(Dataset records)
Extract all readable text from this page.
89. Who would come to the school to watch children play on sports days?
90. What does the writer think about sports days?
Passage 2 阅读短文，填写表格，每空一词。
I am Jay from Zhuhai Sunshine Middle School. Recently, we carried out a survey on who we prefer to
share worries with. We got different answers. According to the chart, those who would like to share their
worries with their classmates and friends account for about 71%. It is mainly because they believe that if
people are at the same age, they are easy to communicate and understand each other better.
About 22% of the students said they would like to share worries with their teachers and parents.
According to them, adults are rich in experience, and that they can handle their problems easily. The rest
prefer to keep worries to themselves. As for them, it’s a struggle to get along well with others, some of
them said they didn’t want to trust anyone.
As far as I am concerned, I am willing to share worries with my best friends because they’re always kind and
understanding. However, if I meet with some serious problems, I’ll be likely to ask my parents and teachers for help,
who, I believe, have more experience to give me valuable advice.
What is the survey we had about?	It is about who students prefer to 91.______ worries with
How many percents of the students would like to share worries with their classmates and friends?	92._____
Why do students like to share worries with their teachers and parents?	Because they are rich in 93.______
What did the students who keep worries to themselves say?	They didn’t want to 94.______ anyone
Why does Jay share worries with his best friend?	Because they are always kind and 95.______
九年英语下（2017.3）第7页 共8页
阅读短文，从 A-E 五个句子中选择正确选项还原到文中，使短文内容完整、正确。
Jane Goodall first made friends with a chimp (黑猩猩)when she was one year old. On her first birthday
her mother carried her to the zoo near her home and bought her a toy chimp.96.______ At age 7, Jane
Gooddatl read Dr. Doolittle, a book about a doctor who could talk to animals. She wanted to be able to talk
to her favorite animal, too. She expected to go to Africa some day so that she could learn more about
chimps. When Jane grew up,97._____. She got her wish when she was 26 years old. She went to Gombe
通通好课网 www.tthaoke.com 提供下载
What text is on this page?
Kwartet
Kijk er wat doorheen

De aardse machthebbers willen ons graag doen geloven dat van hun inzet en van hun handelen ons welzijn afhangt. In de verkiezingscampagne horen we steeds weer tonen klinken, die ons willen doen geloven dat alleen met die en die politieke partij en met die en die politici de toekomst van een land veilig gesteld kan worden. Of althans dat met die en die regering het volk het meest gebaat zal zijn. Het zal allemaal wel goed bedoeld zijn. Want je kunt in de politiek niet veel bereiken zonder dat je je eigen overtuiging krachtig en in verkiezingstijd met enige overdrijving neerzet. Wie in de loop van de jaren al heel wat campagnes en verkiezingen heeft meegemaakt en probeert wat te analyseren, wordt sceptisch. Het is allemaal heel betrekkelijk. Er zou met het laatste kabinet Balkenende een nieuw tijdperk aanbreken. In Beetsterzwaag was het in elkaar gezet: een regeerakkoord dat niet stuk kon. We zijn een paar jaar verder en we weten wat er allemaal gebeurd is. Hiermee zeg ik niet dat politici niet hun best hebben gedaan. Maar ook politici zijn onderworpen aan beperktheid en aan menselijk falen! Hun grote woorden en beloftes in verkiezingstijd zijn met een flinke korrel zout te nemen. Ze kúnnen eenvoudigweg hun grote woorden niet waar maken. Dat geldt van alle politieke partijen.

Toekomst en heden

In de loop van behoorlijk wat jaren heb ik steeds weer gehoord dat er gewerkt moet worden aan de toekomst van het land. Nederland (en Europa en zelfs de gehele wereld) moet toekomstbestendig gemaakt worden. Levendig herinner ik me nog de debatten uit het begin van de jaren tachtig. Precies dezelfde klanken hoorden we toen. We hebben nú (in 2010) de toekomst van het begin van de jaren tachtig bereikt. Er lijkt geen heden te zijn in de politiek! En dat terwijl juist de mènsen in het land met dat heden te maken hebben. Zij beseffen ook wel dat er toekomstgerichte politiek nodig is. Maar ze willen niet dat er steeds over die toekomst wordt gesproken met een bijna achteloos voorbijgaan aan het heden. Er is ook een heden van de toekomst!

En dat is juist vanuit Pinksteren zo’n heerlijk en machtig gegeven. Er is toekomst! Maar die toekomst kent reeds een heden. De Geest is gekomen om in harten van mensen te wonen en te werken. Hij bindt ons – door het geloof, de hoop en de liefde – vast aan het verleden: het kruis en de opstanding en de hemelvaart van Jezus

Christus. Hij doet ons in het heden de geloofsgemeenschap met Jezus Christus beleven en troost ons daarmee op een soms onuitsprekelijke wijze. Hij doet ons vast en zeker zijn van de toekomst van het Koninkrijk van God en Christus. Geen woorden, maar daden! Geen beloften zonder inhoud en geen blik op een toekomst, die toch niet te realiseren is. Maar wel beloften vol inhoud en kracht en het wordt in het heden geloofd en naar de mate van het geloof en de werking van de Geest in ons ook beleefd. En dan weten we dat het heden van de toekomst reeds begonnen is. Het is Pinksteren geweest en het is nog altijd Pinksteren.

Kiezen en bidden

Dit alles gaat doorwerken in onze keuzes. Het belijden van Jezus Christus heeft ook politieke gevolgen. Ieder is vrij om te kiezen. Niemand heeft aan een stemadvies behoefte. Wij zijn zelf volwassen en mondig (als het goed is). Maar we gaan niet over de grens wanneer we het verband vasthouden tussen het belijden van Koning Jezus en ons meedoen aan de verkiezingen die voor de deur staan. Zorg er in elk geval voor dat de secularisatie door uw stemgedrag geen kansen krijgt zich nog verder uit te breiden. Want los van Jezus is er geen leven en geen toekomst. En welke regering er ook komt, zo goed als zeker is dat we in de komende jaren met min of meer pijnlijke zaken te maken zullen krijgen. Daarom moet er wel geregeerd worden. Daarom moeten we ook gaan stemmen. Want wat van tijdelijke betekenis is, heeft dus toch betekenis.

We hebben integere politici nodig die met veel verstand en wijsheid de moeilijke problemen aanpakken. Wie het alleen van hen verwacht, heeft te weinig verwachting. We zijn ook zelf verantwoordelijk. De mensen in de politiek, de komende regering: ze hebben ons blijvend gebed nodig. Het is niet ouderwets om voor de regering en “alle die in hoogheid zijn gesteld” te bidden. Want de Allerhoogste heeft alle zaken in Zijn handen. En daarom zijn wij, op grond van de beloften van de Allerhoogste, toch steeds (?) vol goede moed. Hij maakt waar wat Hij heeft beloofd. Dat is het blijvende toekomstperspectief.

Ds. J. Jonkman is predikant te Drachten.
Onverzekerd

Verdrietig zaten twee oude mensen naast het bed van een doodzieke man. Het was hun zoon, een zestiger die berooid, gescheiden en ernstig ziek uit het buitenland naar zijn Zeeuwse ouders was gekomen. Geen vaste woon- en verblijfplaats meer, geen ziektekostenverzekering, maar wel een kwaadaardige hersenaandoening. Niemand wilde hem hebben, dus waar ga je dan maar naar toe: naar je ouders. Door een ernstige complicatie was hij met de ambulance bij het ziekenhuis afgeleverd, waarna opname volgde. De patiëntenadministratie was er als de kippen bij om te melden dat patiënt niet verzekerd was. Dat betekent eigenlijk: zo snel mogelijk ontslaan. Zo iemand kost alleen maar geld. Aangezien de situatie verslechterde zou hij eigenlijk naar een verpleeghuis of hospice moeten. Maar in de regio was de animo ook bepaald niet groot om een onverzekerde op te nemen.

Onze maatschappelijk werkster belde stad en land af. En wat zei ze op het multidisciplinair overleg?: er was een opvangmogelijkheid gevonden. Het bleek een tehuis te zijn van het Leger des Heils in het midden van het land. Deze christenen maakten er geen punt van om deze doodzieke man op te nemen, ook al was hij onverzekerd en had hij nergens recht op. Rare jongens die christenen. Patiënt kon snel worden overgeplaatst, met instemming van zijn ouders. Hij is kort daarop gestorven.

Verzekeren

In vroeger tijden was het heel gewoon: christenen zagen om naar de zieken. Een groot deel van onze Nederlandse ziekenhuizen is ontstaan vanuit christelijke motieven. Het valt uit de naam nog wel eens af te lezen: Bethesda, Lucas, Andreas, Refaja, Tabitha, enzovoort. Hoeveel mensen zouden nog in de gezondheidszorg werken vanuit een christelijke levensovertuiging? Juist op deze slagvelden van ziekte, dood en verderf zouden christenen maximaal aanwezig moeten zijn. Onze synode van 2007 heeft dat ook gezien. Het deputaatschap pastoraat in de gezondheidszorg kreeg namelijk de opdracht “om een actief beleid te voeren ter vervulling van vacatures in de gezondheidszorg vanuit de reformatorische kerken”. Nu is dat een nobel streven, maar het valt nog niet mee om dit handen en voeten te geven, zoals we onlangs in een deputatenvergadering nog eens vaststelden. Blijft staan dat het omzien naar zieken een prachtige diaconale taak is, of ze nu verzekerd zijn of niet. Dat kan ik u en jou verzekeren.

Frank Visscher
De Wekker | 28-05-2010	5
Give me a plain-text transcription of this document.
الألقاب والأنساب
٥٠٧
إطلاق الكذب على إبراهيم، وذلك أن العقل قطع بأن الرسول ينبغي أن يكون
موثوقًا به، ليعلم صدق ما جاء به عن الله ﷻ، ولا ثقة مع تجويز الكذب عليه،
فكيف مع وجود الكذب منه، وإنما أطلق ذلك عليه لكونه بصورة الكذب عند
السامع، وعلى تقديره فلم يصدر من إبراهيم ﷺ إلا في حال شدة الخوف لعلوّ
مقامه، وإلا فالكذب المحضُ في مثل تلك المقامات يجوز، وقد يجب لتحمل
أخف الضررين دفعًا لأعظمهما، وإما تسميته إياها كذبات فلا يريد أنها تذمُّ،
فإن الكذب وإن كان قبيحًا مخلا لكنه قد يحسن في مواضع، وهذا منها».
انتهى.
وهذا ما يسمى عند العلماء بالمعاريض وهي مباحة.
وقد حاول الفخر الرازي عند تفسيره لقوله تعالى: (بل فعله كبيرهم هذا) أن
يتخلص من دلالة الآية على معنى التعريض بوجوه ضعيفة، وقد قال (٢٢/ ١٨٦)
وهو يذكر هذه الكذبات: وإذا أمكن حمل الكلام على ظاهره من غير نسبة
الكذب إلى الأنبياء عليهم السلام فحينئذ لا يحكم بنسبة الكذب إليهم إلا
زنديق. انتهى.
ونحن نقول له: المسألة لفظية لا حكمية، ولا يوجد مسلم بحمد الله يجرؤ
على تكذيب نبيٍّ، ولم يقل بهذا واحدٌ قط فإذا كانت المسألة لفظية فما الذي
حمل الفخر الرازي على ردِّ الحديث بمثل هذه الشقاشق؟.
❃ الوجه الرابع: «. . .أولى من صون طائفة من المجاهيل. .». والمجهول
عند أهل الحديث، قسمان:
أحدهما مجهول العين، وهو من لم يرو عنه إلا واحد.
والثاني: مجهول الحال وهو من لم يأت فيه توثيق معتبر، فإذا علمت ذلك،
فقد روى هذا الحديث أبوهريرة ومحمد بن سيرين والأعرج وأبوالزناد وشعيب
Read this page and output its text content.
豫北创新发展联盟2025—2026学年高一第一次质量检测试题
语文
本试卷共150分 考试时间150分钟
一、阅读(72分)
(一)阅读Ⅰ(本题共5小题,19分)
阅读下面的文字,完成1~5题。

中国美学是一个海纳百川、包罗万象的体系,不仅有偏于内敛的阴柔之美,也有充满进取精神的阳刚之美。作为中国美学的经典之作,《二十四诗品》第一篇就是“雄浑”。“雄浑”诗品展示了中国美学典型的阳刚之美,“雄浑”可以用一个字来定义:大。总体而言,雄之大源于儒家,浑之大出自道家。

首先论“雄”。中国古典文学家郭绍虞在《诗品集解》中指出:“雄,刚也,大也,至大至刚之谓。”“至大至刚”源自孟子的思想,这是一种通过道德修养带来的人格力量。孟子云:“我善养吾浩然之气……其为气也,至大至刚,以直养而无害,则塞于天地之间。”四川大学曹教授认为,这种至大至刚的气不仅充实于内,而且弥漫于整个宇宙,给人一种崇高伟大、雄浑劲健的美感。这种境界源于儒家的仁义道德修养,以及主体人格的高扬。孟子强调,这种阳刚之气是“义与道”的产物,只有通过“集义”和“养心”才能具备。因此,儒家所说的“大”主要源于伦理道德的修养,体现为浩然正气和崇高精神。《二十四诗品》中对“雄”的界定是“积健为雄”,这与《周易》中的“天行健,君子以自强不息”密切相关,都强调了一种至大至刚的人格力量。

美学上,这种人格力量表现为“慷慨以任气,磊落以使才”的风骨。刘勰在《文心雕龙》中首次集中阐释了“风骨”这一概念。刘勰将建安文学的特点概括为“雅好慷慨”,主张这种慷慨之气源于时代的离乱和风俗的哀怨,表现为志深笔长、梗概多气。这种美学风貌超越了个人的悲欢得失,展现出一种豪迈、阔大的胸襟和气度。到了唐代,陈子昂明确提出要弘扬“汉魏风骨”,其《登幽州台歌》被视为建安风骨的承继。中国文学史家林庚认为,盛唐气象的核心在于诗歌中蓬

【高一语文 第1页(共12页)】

▸ **Task**:
Repeat only what runs from the line holding "Read this page and output its text content." to the end of the data, keeping every line exactly as written, first and last included.

▸ **Exercise answer**:
Read this page and output its text content.
豫北创新发展联盟2025—2026学年高一第一次质量检测试题
语文
本试卷共150分 考试时间150分钟
一、阅读(72分)
(一)阅读Ⅰ(本题共5小题,19分)
阅读下面的文字,完成1~5题。

中国美学是一个海纳百川、包罗万象的体系,不仅有偏于内敛的阴柔之美,也有充满进取精神的阳刚之美。作为中国美学的经典之作,《二十四诗品》第一篇就是“雄浑”。“雄浑”诗品展示了中国美学典型的阳刚之美,“雄浑”可以用一个字来定义:大。总体而言,雄之大源于儒家,浑之大出自道家。

首先论“雄”。中国古典文学家郭绍虞在《诗品集解》中指出:“雄,刚也,大也,至大至刚之谓。”“至大至刚”源自孟子的思想,这是一种通过道德修养带来的人格力量。孟子云:“我善养吾浩然之气……其为气也,至大至刚,以直养而无害,则塞于天地之间。”四川大学曹教授认为,这种至大至刚的气不仅充实于内,而且弥漫于整个宇宙,给人一种崇高伟大、雄浑劲健的美感。这种境界源于儒家的仁义道德修养,以及主体人格的高扬。孟子强调,这种阳刚之气是“义与道”的产物,只有通过“集义”和“养心”才能具备。因此,儒家所说的“大”主要源于伦理道德的修养,体现为浩然正气和崇高精神。《二十四诗品》中对“雄”的界定是“积健为雄”,这与《周易》中的“天行健,君子以自强不息”密切相关,都强调了一种至大至刚的人格力量。

美学上,这种人格力量表现为“慷慨以任气,磊落以使才”的风骨。刘勰在《文心雕龙》中首次集中阐释了“风骨”这一概念。刘勰将建安文学的特点概括为“雅好慷慨”,主张这种慷慨之气源于时代的离乱和风俗的哀怨,表现为志深笔长、梗概多气。这种美学风貌超越了个人的悲欢得失,展现出一种豪迈、阔大的胸襟和气度。到了唐代,陈子昂明确提出要弘扬“汉魏风骨”,其《登幽州台歌》被视为建安风骨的承继。中国文学史家林庚认为,盛唐气象的核心在于诗歌中蓬

【高一语文 第1页(共12页)】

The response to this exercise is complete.